- **DATA TO PROCESS**:
┏━━
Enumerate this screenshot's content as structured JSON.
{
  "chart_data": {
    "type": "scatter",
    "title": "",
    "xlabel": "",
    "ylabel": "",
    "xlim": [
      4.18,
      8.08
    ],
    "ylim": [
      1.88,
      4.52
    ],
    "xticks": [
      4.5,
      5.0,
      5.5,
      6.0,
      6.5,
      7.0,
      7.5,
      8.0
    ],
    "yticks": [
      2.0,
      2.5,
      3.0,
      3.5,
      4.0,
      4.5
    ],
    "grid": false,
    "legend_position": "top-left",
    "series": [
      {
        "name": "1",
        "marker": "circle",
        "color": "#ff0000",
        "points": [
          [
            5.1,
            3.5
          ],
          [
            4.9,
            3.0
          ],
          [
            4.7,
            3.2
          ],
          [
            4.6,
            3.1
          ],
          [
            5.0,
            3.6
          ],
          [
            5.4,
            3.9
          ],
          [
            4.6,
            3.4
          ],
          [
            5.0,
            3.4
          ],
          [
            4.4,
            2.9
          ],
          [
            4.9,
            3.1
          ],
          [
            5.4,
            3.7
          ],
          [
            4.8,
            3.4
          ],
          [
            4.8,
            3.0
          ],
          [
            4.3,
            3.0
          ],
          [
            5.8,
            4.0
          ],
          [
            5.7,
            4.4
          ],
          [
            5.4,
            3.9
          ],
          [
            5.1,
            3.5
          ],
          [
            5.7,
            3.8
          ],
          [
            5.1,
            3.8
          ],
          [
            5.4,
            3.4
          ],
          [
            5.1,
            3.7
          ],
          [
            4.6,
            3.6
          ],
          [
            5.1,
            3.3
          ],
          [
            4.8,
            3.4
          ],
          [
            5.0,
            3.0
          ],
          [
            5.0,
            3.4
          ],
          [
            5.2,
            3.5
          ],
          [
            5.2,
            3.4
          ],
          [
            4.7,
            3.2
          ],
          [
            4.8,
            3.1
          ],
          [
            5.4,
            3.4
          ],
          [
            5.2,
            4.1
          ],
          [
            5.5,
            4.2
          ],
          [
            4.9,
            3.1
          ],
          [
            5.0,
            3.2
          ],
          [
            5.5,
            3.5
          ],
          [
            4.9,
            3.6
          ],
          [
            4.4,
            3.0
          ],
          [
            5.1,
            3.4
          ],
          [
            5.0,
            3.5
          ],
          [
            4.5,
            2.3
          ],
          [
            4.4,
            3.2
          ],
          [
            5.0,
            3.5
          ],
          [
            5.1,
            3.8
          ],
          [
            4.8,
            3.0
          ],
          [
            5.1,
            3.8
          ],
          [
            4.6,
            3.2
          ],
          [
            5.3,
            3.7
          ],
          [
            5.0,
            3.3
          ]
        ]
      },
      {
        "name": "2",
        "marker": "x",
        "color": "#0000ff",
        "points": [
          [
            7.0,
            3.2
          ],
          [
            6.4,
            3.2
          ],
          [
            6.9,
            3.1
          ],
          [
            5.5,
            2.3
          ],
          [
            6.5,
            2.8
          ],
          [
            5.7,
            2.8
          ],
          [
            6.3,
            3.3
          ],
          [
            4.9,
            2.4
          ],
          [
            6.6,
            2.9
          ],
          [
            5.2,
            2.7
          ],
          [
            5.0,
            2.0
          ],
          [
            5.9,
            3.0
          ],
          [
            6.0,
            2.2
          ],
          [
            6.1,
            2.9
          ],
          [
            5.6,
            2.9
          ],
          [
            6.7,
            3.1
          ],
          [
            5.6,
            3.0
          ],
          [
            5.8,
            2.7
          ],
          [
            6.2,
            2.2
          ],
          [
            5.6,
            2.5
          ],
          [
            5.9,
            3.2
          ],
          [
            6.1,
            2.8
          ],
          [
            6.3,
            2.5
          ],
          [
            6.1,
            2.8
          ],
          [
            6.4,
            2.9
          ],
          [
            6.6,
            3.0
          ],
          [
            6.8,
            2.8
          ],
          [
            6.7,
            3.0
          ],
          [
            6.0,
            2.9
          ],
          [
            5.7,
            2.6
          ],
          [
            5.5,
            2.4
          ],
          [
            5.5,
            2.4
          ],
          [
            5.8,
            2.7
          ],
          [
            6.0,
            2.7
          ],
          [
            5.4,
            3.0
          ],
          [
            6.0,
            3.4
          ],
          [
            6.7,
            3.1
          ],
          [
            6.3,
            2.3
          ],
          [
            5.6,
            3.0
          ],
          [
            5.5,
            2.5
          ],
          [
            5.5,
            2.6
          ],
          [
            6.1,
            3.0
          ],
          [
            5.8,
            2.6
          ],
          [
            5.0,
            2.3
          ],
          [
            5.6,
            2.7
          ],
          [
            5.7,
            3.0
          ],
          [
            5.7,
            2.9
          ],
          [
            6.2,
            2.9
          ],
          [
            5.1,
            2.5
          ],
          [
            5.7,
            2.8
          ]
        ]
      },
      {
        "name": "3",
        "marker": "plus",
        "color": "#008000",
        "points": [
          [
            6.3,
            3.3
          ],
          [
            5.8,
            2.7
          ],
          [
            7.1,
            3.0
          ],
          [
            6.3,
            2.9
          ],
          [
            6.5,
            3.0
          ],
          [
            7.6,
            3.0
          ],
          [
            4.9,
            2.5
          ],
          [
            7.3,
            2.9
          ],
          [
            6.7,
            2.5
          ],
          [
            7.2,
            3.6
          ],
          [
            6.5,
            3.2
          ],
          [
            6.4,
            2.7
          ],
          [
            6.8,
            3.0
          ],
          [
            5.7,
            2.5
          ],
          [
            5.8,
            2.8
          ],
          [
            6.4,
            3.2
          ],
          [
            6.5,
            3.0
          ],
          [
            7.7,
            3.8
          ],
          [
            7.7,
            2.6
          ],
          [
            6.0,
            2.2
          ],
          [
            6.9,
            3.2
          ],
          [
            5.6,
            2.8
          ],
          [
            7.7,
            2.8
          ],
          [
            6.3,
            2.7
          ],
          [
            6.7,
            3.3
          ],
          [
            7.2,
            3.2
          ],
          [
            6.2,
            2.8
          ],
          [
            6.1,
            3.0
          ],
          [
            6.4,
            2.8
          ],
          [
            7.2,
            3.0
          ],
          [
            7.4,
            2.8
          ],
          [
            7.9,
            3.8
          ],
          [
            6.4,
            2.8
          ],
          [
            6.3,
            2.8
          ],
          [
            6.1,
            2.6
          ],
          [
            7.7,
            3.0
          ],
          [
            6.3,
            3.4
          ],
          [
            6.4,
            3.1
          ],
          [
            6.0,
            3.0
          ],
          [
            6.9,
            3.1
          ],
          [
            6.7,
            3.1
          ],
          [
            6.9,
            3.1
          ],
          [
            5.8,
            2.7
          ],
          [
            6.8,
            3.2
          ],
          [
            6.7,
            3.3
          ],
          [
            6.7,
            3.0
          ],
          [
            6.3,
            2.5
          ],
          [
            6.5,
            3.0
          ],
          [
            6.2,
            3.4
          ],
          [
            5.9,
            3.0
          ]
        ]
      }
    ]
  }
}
┗━━
- **AIM**:
Repeat every record, exactly as written.

- **RESPONSE TO THIS TASK**:
Enumerate this screenshot's content as structured JSON.
{
  "chart_data": {
    "type": "scatter",
    "title": "",
    "xlabel": "",
    "ylabel": "",
    "xlim": [
      4.18,
      8.08
    ],
    "ylim": [
      1.88,
      4.52
    ],
    "xticks": [
      4.5,
      5.0,
      5.5,
      6.0,
      6.5,
      7.0,
      7.5,
      8.0
    ],
    "yticks": [
      2.0,
      2.5,
      3.0,
      3.5,
      4.0,
      4.5
    ],
    "grid": false,
    "legend_position": "top-left",
    "series": [
      {
        "name": "1",
        "marker": "circle",
        "color": "#ff0000",
        "points": [
          [
            5.1,
            3.5
          ],
          [
            4.9,
            3.0
          ],
          [
            4.7,
            3.2
          ],
          [
            4.6,
            3.1
          ],
          [
            5.0,
            3.6
          ],
          [
            5.4,
            3.9
          ],
          [
            4.6,
            3.4
          ],
          [
            5.0,
            3.4
          ],
          [
            4.4,
            2.9
          ],
          [
            4.9,
            3.1
          ],
          [
            5.4,
            3.7
          ],
          [
            4.8,
            3.4
          ],
          [
            4.8,
            3.0
          ],
          [
            4.3,
            3.0
          ],
          [
            5.8,
            4.0
          ],
          [
            5.7,
            4.4
          ],
          [
            5.4,
            3.9
          ],
          [
            5.1,
            3.5
          ],
          [
            5.7,
            3.8
          ],
          [
            5.1,
            3.8
          ],
          [
            5.4,
            3.4
          ],
          [
            5.1,
            3.7
          ],
          [
            4.6,
            3.6
          ],
          [
            5.1,
            3.3
          ],
          [
            4.8,
            3.4
          ],
          [
            5.0,
            3.0
          ],
          [
            5.0,
            3.4
          ],
          [
            5.2,
            3.5
          ],
          [
            5.2,
            3.4
          ],
          [
            4.7,
            3.2
          ],
          [
            4.8,
            3.1
          ],
          [
            5.4,
            3.4
          ],
          [
            5.2,
            4.1
          ],
          [
            5.5,
            4.2
          ],
          [
            4.9,
            3.1
          ],
          [
            5.0,
            3.2
          ],
          [
            5.5,
            3.5
          ],
          [
            4.9,
            3.6
          ],
          [
            4.4,
            3.0
          ],
          [
            5.1,
            3.4
          ],
          [
            5.0,
            3.5
          ],
          [
            4.5,
            2.3
          ],
          [
            4.4,
            3.2
          ],
          [
            5.0,
            3.5
          ],
          [
            5.1,
            3.8
          ],
          [
            4.8,
            3.0
          ],
          [
            5.1,
            3.8
          ],
          [
            4.6,
            3.2
          ],
          [
            5.3,
            3.7
          ],
          [
            5.0,
            3.3
          ]
        ]
      },
      {
        "name": "2",
        "marker": "x",
        "color": "#0000ff",
        "points": [
          [
            7.0,
            3.2
          ],
          [
            6.4,
            3.2
          ],
          [
            6.9,
            3.1
          ],
          [
            5.5,
            2.3
          ],
          [
            6.5,
            2.8
          ],
          [
            5.7,
            2.8
          ],
          [
            6.3,
            3.3
          ],
          [
            4.9,
            2.4
          ],
          [
            6.6,
            2.9
          ],
          [
            5.2,
            2.7
          ],
          [
            5.0,
            2.0
          ],
          [
            5.9,
            3.0
          ],
          [
            6.0,
            2.2
          ],
          [
            6.1,
            2.9
          ],
          [
            5.6,
            2.9
          ],
          [
            6.7,
            3.1
          ],
          [
            5.6,
            3.0
          ],
          [
            5.8,
            2.7
          ],
          [
            6.2,
            2.2
          ],
          [
            5.6,
            2.5
          ],
          [
            5.9,
            3.2
          ],
          [
            6.1,
            2.8
          ],
          [
            6.3,
            2.5
          ],
          [
            6.1,
            2.8
          ],
          [
            6.4,
            2.9
          ],
          [
            6.6,
            3.0
          ],
          [
            6.8,
            2.8
          ],
          [
            6.7,
            3.0
          ],
          [
            6.0,
            2.9
          ],
          [
            5.7,
            2.6
          ],
          [
            5.5,
            2.4
          ],
          [
            5.5,
            2.4
          ],
          [
            5.8,
            2.7
          ],
          [
            6.0,
            2.7
          ],
          [
            5.4,
            3.0
          ],
          [
            6.0,
            3.4
          ],
          [
            6.7,
            3.1
          ],
          [
            6.3,
            2.3
          ],
          [
            5.6,
            3.0
          ],
          [
            5.5,
            2.5
          ],
          [
            5.5,
            2.6
          ],
          [
            6.1,
            3.0
          ],
          [
            5.8,
            2.6
          ],
          [
            5.0,
            2.3
          ],
          [
            5.6,
            2.7
          ],
          [
            5.7,
            3.0
          ],
          [
            5.7,
            2.9
          ],
          [
            6.2,
            2.9
          ],
          [
            5.1,
            2.5
          ],
          [
            5.7,
            2.8
          ]
        ]
      },
      {
        "name": "3",
        "marker": "plus",
        "color": "#008000",
        "points": [
          [
            6.3,
            3.3
          ],
          [
            5.8,
            2.7
          ],
          [
            7.1,
            3.0
          ],
          [
            6.3,
            2.9
          ],
          [
            6.5,
            3.0
          ],
          [
            7.6,
            3.0
          ],
          [
            4.9,
            2.5
          ],
          [
            7.3,
            2.9
          ],
          [
            6.7,
            2.5
          ],
          [
            7.2,
            3.6
          ],
          [
            6.5,
            3.2
          ],
          [
            6.4,
            2.7
          ],
          [
            6.8,
            3.0
          ],
          [
            5.7,
            2.5
          ],
          [
            5.8,
            2.8
          ],
          [
            6.4,
            3.2
          ],
          [
            6.5,
            3.0
          ],
          [
            7.7,
            3.8
          ],
          [
            7.7,
            2.6
          ],
          [
            6.0,
            2.2
          ],
          [
            6.9,
            3.2
          ],
          [
            5.6,
            2.8
          ],
          [
            7.7,
            2.8
          ],
          [
            6.3,
            2.7
          ],
          [
            6.7,
            3.3
          ],
          [
            7.2,
            3.2
          ],
          [
            6.2,
            2.8
          ],
          [
            6.1,
            3.0
          ],
          [
            6.4,
            2.8
          ],
          [
            7.2,
            3.0
          ],
          [
            7.4,
            2.8
          ],
          [
            7.9,
            3.8
          ],
          [
            6.4,
            2.8
          ],
          [
            6.3,
            2.8
          ],
          [
            6.1,
            2.6
          ],
          [
            7.7,
            3.0
          ],
          [
            6.3,
            3.4
          ],
          [
            6.4,
            3.1
          ],
          [
            6.0,
            3.0
          ],
          [
            6.9,
            3.1
          ],
          [
            6.7,
            3.1
          ],
          [
            6.9,
            3.1
          ],
          [
            5.8,
            2.7
          ],
          [
            6.8,
            3.2
          ],
          [
            6.7,
            3.3
          ],
          [
            6.7,
            3.0
          ],
          [
            6.3,
            2.5
          ],
          [
            6.5,
            3.0
          ],
          [
            6.2,
            3.4
          ],
          [
            5.9,
            3.0
          ]
        ]
      }
    ]
  }
}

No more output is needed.